BEGIN INPUT

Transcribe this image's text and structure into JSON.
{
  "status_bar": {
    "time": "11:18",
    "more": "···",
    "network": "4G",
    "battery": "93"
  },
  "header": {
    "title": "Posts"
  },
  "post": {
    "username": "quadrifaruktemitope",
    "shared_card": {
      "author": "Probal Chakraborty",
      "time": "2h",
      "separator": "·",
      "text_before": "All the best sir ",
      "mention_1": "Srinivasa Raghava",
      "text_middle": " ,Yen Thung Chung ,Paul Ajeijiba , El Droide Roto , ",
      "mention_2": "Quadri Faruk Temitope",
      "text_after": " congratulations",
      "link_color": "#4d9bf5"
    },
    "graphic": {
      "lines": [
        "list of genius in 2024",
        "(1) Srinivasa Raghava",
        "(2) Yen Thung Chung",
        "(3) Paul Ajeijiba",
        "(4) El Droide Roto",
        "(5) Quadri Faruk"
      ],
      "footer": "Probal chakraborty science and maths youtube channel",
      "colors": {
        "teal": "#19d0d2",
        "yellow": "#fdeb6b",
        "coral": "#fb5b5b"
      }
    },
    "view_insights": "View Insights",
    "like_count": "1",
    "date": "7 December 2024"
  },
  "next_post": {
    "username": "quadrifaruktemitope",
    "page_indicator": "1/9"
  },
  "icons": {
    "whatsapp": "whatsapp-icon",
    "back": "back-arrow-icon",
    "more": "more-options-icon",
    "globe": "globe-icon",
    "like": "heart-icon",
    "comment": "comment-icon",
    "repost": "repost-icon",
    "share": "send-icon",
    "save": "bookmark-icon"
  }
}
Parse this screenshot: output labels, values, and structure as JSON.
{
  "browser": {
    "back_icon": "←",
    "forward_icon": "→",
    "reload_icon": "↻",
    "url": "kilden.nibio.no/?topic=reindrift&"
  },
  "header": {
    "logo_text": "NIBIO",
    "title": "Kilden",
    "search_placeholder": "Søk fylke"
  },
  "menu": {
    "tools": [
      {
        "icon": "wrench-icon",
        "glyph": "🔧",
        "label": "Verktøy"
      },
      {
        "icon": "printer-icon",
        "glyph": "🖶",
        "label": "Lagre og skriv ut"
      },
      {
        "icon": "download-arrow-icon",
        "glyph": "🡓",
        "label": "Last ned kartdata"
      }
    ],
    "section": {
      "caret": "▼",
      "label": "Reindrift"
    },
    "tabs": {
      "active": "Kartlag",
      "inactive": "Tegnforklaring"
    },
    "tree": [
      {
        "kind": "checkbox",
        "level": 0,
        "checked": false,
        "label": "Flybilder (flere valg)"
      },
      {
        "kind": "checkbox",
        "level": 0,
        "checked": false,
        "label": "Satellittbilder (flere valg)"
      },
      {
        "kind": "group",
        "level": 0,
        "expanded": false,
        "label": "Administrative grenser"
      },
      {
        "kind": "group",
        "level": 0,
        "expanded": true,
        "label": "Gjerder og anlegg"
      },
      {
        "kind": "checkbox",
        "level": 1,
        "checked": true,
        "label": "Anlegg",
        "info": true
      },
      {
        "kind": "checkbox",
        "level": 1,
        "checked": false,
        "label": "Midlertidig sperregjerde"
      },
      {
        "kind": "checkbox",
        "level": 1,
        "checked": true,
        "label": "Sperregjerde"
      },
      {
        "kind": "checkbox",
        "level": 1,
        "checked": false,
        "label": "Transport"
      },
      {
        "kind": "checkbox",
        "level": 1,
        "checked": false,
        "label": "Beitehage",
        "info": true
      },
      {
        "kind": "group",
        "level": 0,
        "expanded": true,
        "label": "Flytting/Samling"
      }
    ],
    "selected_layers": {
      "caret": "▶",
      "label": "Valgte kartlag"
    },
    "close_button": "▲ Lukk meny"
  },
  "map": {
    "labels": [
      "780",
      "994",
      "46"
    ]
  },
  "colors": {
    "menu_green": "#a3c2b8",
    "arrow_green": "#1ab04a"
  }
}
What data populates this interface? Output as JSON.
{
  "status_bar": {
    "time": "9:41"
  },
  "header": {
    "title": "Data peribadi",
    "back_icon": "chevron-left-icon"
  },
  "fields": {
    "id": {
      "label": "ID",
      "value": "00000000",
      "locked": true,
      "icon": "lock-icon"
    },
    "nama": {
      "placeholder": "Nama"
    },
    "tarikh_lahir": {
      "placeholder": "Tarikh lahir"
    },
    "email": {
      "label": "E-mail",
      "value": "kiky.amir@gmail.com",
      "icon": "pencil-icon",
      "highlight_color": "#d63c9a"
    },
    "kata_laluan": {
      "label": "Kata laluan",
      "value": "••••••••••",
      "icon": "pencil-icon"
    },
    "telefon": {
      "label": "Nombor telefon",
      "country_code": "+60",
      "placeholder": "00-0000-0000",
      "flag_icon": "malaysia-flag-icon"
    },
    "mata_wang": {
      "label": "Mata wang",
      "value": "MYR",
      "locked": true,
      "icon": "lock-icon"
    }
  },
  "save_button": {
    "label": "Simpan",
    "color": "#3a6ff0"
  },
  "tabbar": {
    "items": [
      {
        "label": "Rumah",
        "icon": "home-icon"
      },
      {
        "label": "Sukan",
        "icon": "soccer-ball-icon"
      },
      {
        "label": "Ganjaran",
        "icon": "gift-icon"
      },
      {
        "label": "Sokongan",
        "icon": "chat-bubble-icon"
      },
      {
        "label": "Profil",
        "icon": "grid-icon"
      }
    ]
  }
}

END INPUT

» **YOUR TASK**: Return what is listed above, exactly and completely.

» **FINAL RESULT**:
Transcribe this image's text and structure into JSON.
{
  "status_bar": {
    "time": "11:18",
    "more": "···",
    "network": "4G",
    "battery": "93"
  },
  "header": {
    "title": "Posts"
  },
  "post": {
    "username": "quadrifaruktemitope",
    "shared_card": {
      "author": "Probal Chakraborty",
      "time": "2h",
      "separator": "·",
      "text_before": "All the best sir ",
      "mention_1": "Srinivasa Raghava",
      "text_middle": " ,Yen Thung Chung ,Paul Ajeijiba , El Droide Roto , ",
      "mention_2": "Quadri Faruk Temitope",
      "text_after": " congratulations",
      "link_color": "#4d9bf5"
    },
    "graphic": {
      "lines": [
        "list of genius in 2024",
        "(1) Srinivasa Raghava",
        "(2) Yen Thung Chung",
        "(3) Paul Ajeijiba",
        "(4) El Droide Roto",
        "(5) Quadri Faruk"
      ],
      "footer": "Probal chakraborty science and maths youtube channel",
      "colors": {
        "teal": "#19d0d2",
        "yellow": "#fdeb6b",
        "coral": "#fb5b5b"
      }
    },
    "view_insights": "View Insights",
    "like_count": "1",
    "date": "7 December 2024"
  },
  "next_post": {
    "username": "quadrifaruktemitope",
    "page_indicator": "1/9"
  },
  "icons": {
    "whatsapp": "whatsapp-icon",
    "back": "back-arrow-icon",
    "more": "more-options-icon",
    "globe": "globe-icon",
    "like": "heart-icon",
    "comment": "comment-icon",
    "repost": "repost-icon",
    "share": "send-icon",
    "save": "bookmark-icon"
  }
}
Parse this screenshot: output labels, values, and structure as JSON.
{
  "browser": {
    "back_icon": "←",
    "forward_icon": "→",
    "reload_icon": "↻",
    "url": "kilden.nibio.no/?topic=reindrift&"
  },
  "header": {
    "logo_text": "NIBIO",
    "title": "Kilden",
    "search_placeholder": "Søk fylke"
  },
  "menu": {
    "tools": [
      {
        "icon": "wrench-icon",
        "glyph": "🔧",
        "label": "Verktøy"
      },
      {
        "icon": "printer-icon",
        "glyph": "🖶",
        "label": "Lagre og skriv ut"
      },
      {
        "icon": "download-arrow-icon",
        "glyph": "🡓",
        "label": "Last ned kartdata"
      }
    ],
    "section": {
      "caret": "▼",
      "label": "Reindrift"
    },
    "tabs": {
      "active": "Kartlag",
      "inactive": "Tegnforklaring"
    },
    "tree": [
      {
        "kind": "checkbox",
        "level": 0,
        "checked": false,
        "label": "Flybilder (flere valg)"
      },
      {
        "kind": "checkbox",
        "level": 0,
        "checked": false,
        "label": "Satellittbilder (flere valg)"
      },
      {
        "kind": "group",
        "level": 0,
        "expanded": false,
        "label": "Administrative grenser"
      },
      {
        "kind": "group",
        "level": 0,
        "expanded": true,
        "label": "Gjerder og anlegg"
      },
      {
        "kind": "checkbox",
        "level": 1,
        "checked": true,
        "label": "Anlegg",
        "info": true
      },
      {
        "kind": "checkbox",
        "level": 1,
        "checked": false,
        "label": "Midlertidig sperregjerde"
      },
      {
        "kind": "checkbox",
        "level": 1,
        "checked": true,
        "label": "Sperregjerde"
      },
      {
        "kind": "checkbox",
        "level": 1,
        "checked": false,
        "label": "Transport"
      },
      {
        "kind": "checkbox",
        "level": 1,
        "checked": false,
        "label": "Beitehage",
        "info": true
      },
      {
        "kind": "group",
        "level": 0,
        "expanded": true,
        "label": "Flytting/Samling"
      }
    ],
    "selected_layers": {
      "caret": "▶",
      "label": "Valgte kartlag"
    },
    "close_button": "▲ Lukk meny"
  },
  "map": {
    "labels": [
      "780",
      "994",
      "46"
    ]
  },
  "colors": {
    "menu_green": "#a3c2b8",
    "arrow_green": "#1ab04a"
  }
}
What data populates this interface? Output as JSON.
{
  "status_bar": {
    "time": "9:41"
  },
  "header": {
    "title": "Data peribadi",
    "back_icon": "chevron-left-icon"
  },
  "fields": {
    "id": {
      "label": "ID",
      "value": "00000000",
      "locked": true,
      "icon": "lock-icon"
    },
    "nama": {
      "placeholder": "Nama"
    },
    "tarikh_lahir": {
      "placeholder": "Tarikh lahir"
    },
    "email": {
      "label": "E-mail",
      "value": "kiky.amir@gmail.com",
      "icon": "pencil-icon",
      "highlight_color": "#d63c9a"
    },
    "kata_laluan": {
      "label": "Kata laluan",
      "value": "••••••••••",
      "icon": "pencil-icon"
    },
    "telefon": {
      "label": "Nombor telefon",
      "country_code": "+60",
      "placeholder": "00-0000-0000",
      "flag_icon": "malaysia-flag-icon"
    },
    "mata_wang": {
      "label": "Mata wang",
      "value": "MYR",
      "locked": true,
      "icon": "lock-icon"
    }
  },
  "save_button": {
    "label": "Simpan",
    "color": "#3a6ff0"
  },
  "tabbar": {
    "items": [
      {
        "label": "Rumah",
        "icon": "home-icon"
      },
      {
        "label": "Sukan",
        "icon": "soccer-ball-icon"
      },
      {
        "label": "Ganjaran",
        "icon": "gift-icon"
      },
      {
        "label": "Sokongan",
        "icon": "chat-bubble-icon"
      },
      {
        "label": "Profil",
        "icon": "grid-icon"
      }
    ]
  }
}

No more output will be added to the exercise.